• _Work to do_
Below are the records; locate each line with the word "температуры" and copy it.

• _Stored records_
>>>
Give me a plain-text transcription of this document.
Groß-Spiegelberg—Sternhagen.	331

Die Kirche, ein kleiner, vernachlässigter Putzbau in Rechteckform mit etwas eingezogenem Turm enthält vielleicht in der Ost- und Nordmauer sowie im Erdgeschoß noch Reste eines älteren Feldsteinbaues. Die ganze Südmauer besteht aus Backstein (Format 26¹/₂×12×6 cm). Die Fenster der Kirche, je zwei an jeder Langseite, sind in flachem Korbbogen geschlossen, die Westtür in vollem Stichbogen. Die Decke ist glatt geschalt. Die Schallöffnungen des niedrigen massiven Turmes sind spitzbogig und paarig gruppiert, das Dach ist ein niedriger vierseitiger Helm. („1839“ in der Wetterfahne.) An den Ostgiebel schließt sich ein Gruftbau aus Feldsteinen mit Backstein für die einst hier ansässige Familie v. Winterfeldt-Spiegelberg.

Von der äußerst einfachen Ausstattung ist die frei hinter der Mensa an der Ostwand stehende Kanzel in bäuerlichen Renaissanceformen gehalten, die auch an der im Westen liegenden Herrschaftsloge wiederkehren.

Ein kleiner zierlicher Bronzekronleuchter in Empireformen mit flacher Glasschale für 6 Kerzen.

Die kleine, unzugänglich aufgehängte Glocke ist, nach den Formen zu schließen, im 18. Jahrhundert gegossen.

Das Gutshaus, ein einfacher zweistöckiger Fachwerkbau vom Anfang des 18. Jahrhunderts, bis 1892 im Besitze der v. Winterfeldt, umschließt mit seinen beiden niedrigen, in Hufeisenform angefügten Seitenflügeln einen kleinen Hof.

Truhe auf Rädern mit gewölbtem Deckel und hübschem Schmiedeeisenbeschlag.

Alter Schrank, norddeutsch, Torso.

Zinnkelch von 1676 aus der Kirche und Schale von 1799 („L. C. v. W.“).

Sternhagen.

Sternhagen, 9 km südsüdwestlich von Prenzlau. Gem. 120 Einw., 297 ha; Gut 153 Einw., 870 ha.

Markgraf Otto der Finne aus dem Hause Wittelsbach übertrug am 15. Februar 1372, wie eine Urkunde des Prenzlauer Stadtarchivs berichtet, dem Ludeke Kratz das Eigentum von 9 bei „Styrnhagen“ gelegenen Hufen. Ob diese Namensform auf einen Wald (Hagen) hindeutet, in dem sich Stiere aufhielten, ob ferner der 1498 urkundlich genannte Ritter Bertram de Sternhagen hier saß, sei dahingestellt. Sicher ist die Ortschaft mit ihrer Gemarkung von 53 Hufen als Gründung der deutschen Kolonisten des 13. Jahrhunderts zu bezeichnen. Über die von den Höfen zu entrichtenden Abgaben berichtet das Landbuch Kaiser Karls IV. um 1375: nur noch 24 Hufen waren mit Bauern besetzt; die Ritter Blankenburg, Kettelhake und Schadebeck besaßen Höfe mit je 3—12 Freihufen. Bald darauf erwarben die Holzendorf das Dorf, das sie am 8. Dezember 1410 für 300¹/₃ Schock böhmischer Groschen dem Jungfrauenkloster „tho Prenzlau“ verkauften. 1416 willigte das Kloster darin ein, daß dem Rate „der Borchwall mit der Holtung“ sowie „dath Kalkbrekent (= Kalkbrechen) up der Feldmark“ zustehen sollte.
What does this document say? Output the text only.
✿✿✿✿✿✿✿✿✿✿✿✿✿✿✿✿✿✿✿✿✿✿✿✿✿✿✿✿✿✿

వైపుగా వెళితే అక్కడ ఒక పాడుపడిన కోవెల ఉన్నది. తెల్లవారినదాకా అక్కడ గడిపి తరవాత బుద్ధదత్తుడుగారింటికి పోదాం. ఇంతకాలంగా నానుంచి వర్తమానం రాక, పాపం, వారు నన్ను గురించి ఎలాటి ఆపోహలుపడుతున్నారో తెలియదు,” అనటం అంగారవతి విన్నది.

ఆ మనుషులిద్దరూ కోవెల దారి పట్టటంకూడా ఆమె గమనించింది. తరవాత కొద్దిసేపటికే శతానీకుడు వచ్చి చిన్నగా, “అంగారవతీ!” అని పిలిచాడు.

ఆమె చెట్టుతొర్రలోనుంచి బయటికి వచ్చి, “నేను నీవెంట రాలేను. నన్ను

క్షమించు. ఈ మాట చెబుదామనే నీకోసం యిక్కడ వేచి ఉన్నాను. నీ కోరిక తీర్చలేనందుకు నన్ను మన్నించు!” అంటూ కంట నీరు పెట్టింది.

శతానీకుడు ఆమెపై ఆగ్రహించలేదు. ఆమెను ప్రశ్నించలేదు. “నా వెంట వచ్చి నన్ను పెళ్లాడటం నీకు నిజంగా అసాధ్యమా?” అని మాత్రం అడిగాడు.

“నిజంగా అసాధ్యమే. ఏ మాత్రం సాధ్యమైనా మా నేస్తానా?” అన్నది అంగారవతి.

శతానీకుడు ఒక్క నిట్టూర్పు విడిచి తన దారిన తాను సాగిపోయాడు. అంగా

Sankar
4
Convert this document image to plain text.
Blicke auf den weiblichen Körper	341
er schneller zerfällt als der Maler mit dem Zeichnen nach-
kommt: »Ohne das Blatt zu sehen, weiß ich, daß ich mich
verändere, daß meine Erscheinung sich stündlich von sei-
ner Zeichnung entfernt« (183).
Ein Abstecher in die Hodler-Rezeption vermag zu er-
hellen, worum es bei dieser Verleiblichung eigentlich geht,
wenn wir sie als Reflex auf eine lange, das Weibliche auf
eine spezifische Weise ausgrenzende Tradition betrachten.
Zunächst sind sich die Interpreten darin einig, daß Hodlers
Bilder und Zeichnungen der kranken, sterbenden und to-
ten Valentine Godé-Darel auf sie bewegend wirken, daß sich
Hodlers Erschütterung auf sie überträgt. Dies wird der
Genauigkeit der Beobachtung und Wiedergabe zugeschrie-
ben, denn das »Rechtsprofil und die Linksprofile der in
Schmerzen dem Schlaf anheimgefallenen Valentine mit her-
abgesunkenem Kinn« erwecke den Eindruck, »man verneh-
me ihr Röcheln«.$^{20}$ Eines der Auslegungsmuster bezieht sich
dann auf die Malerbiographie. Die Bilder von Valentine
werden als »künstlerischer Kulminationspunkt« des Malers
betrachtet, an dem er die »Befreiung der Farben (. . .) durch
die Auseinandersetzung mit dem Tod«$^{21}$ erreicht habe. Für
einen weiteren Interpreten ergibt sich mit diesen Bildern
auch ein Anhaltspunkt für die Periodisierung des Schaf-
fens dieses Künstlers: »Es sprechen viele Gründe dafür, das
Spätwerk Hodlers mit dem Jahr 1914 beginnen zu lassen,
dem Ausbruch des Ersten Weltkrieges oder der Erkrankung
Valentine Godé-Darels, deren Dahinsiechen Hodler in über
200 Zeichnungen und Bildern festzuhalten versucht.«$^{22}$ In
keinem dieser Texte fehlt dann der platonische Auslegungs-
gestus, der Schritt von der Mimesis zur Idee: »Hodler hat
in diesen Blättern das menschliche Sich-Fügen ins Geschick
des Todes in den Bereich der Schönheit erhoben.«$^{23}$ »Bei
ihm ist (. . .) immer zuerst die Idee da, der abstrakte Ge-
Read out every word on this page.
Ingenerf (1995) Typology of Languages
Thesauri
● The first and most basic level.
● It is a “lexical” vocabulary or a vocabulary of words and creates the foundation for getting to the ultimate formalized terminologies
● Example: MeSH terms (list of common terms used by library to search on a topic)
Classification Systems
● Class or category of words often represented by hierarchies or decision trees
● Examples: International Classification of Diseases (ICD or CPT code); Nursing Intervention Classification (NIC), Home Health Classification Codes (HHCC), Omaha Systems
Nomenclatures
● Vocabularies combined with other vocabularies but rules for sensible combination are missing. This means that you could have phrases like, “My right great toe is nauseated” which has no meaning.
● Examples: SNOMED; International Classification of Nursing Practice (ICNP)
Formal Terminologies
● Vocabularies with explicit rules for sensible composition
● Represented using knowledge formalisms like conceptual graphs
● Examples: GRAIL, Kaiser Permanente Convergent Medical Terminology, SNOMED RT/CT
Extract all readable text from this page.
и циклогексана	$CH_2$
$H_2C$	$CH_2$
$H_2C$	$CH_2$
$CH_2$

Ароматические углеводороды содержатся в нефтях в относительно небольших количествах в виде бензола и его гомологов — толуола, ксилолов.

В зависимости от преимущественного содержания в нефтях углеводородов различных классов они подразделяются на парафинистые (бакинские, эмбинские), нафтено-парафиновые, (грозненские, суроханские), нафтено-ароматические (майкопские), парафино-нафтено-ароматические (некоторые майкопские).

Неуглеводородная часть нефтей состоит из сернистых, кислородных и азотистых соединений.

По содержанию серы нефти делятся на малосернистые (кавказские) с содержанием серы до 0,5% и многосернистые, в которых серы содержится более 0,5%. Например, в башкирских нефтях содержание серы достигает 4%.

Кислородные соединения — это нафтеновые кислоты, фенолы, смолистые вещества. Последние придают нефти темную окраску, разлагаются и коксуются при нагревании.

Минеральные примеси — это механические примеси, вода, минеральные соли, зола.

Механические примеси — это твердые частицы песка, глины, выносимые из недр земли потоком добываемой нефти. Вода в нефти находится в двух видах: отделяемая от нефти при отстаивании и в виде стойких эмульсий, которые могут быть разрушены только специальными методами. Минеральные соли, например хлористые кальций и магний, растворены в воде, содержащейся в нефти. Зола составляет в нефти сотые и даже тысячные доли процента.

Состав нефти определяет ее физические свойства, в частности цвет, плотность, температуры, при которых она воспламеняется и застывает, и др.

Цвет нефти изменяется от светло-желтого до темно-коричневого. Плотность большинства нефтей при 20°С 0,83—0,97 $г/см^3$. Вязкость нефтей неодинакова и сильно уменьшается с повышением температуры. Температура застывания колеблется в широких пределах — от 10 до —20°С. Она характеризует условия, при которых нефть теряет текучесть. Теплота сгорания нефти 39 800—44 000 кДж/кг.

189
<<<
• _Exercise response_
Состав нефти определяет ее физические свойства, в частности цвет, плотность, температуры, при которых она воспламеняется и застывает, и др.
Цвет нефти изменяется от светло-желтого до темно-коричневого. Плотность большинства нефтей при 20°С 0,83—0,97 $г/см^3$. Вязкость нефтей неодинакова и сильно уменьшается с повышением температуры. Температура застывания колеблется в широких пределах — от 10 до —20°С. Она характеризует условия, при которых нефть теряет текучесть. Теплота сгорания нефти 39 800—44 000 кДж/кг.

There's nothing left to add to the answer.